The problem: Rewrite the records from the line containing "metric-value: 8.617 xyxy=(614,345,642,357)" through the line containing "metric-body: sit, ipsum", swapping "metric-body" for "metric-text" and leaving everything else unchanged.

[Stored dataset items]
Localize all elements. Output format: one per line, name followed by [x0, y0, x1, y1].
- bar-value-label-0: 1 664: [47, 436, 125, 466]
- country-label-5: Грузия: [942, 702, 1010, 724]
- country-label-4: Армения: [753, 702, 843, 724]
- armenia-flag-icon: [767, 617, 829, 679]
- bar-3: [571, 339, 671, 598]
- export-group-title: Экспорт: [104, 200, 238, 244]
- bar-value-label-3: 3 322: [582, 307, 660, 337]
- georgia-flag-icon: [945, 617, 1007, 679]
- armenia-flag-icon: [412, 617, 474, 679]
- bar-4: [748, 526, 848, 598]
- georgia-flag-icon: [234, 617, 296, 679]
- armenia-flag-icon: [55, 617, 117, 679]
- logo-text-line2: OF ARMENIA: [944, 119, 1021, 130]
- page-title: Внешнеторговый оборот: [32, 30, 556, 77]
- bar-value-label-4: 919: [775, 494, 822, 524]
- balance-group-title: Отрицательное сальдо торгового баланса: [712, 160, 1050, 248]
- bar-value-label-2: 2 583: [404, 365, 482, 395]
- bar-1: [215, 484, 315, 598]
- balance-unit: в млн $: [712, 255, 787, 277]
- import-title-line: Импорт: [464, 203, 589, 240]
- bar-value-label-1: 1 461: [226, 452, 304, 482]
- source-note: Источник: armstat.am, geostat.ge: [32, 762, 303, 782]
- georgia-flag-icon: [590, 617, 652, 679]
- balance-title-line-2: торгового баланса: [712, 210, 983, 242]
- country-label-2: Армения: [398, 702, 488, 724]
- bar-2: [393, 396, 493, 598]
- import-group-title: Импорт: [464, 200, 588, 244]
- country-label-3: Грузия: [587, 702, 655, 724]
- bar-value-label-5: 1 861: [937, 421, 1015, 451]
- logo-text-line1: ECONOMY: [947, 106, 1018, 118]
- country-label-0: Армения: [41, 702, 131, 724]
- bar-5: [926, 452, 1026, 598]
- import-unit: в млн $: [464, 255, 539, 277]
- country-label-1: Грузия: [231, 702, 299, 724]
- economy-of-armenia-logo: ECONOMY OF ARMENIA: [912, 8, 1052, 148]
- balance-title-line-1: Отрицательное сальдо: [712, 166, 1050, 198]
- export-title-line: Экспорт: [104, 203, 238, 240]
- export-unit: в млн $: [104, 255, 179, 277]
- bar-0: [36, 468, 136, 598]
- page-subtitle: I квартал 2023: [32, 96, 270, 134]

--

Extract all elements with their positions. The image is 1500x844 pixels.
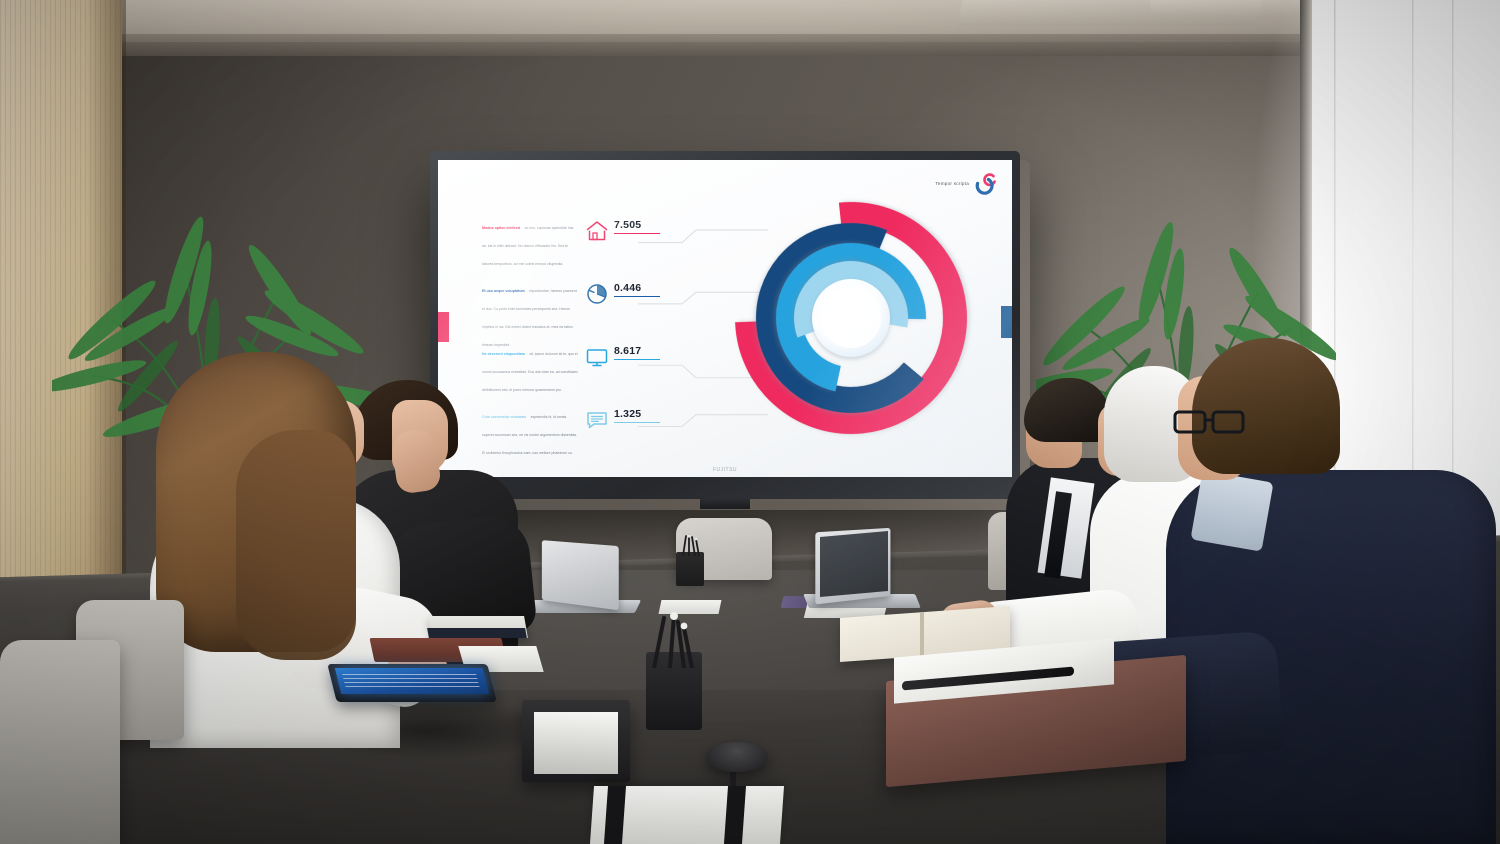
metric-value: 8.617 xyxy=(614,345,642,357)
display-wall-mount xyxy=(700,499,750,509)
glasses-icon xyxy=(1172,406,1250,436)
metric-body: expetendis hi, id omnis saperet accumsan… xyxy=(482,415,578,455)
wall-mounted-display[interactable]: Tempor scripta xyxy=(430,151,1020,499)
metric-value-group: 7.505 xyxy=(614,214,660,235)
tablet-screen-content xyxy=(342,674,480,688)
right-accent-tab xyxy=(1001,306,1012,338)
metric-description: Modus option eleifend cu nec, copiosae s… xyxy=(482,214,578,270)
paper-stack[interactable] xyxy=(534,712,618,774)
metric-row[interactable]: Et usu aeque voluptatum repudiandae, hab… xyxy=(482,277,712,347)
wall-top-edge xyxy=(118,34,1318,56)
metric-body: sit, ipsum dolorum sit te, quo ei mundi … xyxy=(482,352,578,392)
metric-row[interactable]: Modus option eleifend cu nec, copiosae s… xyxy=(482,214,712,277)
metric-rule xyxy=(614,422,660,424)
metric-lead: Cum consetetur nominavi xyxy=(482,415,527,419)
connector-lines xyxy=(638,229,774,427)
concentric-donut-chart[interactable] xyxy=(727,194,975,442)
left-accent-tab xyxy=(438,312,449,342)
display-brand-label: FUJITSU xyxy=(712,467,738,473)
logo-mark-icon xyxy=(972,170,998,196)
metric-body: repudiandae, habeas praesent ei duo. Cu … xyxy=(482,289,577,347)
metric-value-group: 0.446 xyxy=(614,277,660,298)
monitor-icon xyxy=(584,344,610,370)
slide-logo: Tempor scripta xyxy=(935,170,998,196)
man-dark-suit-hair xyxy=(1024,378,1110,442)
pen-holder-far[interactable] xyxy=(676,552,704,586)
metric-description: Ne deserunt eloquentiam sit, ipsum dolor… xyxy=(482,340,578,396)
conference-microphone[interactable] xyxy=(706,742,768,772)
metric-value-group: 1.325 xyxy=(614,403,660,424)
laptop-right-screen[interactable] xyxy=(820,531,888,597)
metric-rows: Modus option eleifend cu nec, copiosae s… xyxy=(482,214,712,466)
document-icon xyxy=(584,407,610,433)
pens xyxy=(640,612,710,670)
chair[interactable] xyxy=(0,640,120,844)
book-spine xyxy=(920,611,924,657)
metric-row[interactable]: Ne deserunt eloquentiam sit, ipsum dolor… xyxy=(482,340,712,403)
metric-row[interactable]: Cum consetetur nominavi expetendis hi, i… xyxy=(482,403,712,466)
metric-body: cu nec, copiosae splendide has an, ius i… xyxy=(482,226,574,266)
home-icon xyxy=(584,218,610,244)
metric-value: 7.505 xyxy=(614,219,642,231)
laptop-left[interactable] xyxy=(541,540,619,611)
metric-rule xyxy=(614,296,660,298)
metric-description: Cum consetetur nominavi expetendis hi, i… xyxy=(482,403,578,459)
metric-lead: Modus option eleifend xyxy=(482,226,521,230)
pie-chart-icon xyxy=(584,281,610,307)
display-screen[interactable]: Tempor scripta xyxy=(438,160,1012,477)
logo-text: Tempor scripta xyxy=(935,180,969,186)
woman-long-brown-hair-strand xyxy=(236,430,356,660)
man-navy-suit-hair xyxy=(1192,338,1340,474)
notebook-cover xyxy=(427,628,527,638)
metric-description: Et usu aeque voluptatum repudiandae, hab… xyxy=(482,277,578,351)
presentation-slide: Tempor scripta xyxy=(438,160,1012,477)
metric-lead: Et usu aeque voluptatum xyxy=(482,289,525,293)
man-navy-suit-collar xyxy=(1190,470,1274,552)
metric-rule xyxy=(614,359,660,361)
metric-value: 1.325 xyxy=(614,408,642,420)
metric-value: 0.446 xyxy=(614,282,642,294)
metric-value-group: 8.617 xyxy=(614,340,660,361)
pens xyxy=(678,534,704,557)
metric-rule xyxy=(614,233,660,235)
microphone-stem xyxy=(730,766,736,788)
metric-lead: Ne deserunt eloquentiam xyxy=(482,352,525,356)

Finished task:
metric-value: 8.617 xyxy=(614,345,642,357)
display-wall-mount xyxy=(700,499,750,509)
glasses-icon xyxy=(1172,406,1250,436)
metric-text: expetendis hi, id omnis saperet accumsan… xyxy=(482,415,578,455)
wall-mounted-display[interactable]: Tempor scripta xyxy=(430,151,1020,499)
metric-value-group: 7.505 xyxy=(614,214,660,235)
tablet-screen-content xyxy=(342,674,480,688)
right-accent-tab xyxy=(1001,306,1012,338)
metric-description: Modus option eleifend cu nec, copiosae s… xyxy=(482,214,578,270)
paper-stack[interactable] xyxy=(534,712,618,774)
metric-row[interactable]: Et usu aeque voluptatum repudiandae, hab… xyxy=(482,277,712,347)
wall-top-edge xyxy=(118,34,1318,56)
metric-text: sit, ipsum dolorum sit te, quo ei mundi … xyxy=(482,352,578,392)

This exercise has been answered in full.